--- INFORMATION SHOWN ---
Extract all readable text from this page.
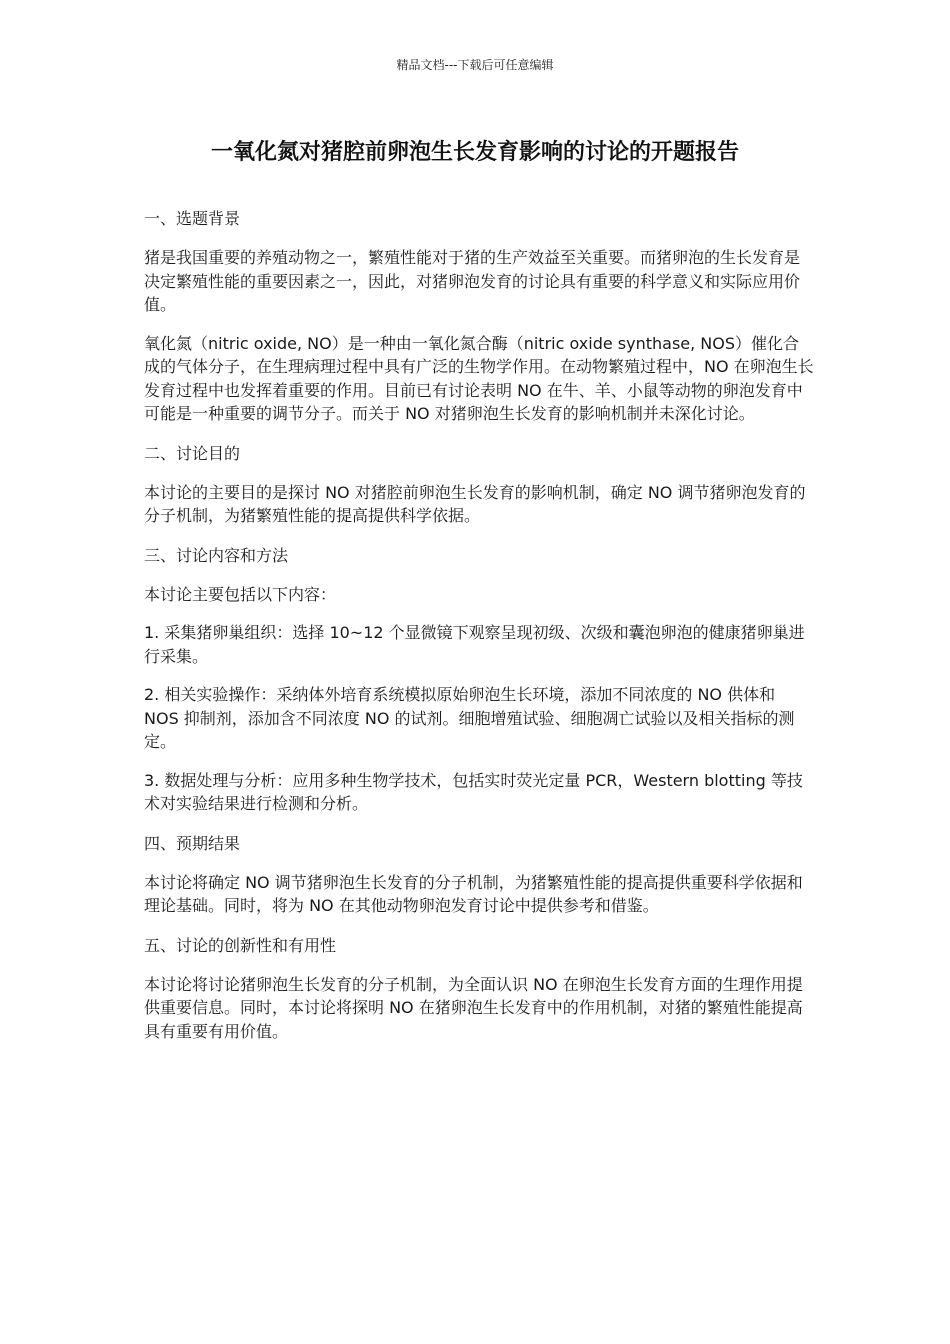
精品文档---下载后可任意编辑
一氧化氮对猪腔前卵泡生长发育影响的讨论的开题报告
一、选题背景

猪是我国重要的养殖动物之一，繁殖性能对于猪的生产效益至关重要。而猪卵泡的生长发育是决定繁殖性能的重要因素之一，因此，对猪卵泡发育的讨论具有重要的科学意义和实际应用价值。

氧化氮（nitric oxide, NO）是一种由一氧化氮合酶（nitric oxide synthase, NOS）催化合成的气体分子，在生理病理过程中具有广泛的生物学作用。在动物繁殖过程中，NO 在卵泡生长发育过程中也发挥着重要的作用。目前已有讨论表明 NO 在牛、羊、小鼠等动物的卵泡发育中可能是一种重要的调节分子。而关于 NO 对猪卵泡生长发育的影响机制并未深化讨论。

二、讨论目的

本讨论的主要目的是探讨 NO 对猪腔前卵泡生长发育的影响机制，确定 NO 调节猪卵泡发育的分子机制，为猪繁殖性能的提高提供科学依据。

三、讨论内容和方法

本讨论主要包括以下内容：

1. 采集猪卵巢组织：选择 10~12 个显微镜下观察呈现初级、次级和囊泡卵泡的健康猪卵巢进行采集。

2. 相关实验操作：采纳体外培育系统模拟原始卵泡生长环境，添加不同浓度的 NO 供体和 NOS 抑制剂，添加含不同浓度 NO 的试剂。细胞增殖试验、细胞凋亡试验以及相关指标的测定。

3. 数据处理与分析：应用多种生物学技术，包括实时荧光定量 PCR，Western blotting 等技术对实验结果进行检测和分析。

四、预期结果

本讨论将确定 NO 调节猪卵泡生长发育的分子机制，为猪繁殖性能的提高提供重要科学依据和理论基础。同时，将为 NO 在其他动物卵泡发育讨论中提供参考和借鉴。

五、讨论的创新性和有用性

本讨论将讨论猪卵泡生长发育的分子机制，为全面认识 NO 在卵泡生长发育方面的生理作用提供重要信息。同时，本讨论将探明 NO 在猪卵泡生长发育中的作用机制，对猪的繁殖性能提高具有重要有用价值。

--- TASK DETAILS ---
Set the listing down in full and exactly. Pictures within it should not appear in the copy.

--- RESULT BELOW ---
Extract all readable text from this page.
精品文档---下载后可任意编辑
一氧化氮对猪腔前卵泡生长发育影响的讨论的开题报告
一、选题背景

猪是我国重要的养殖动物之一，繁殖性能对于猪的生产效益至关重要。而猪卵泡的生长发育是决定繁殖性能的重要因素之一，因此，对猪卵泡发育的讨论具有重要的科学意义和实际应用价值。

氧化氮（nitric oxide, NO）是一种由一氧化氮合酶（nitric oxide synthase, NOS）催化合成的气体分子，在生理病理过程中具有广泛的生物学作用。在动物繁殖过程中，NO 在卵泡生长发育过程中也发挥着重要的作用。目前已有讨论表明 NO 在牛、羊、小鼠等动物的卵泡发育中可能是一种重要的调节分子。而关于 NO 对猪卵泡生长发育的影响机制并未深化讨论。

二、讨论目的

本讨论的主要目的是探讨 NO 对猪腔前卵泡生长发育的影响机制，确定 NO 调节猪卵泡发育的分子机制，为猪繁殖性能的提高提供科学依据。

三、讨论内容和方法

本讨论主要包括以下内容：

1. 采集猪卵巢组织：选择 10~12 个显微镜下观察呈现初级、次级和囊泡卵泡的健康猪卵巢进行采集。

2. 相关实验操作：采纳体外培育系统模拟原始卵泡生长环境，添加不同浓度的 NO 供体和 NOS 抑制剂，添加含不同浓度 NO 的试剂。细胞增殖试验、细胞凋亡试验以及相关指标的测定。

3. 数据处理与分析：应用多种生物学技术，包括实时荧光定量 PCR，Western blotting 等技术对实验结果进行检测和分析。

四、预期结果

本讨论将确定 NO 调节猪卵泡生长发育的分子机制，为猪繁殖性能的提高提供重要科学依据和理论基础。同时，将为 NO 在其他动物卵泡发育讨论中提供参考和借鉴。

五、讨论的创新性和有用性

本讨论将讨论猪卵泡生长发育的分子机制，为全面认识 NO 在卵泡生长发育方面的生理作用提供重要信息。同时，本讨论将探明 NO 在猪卵泡生长发育中的作用机制，对猪的繁殖性能提高具有重要有用价值。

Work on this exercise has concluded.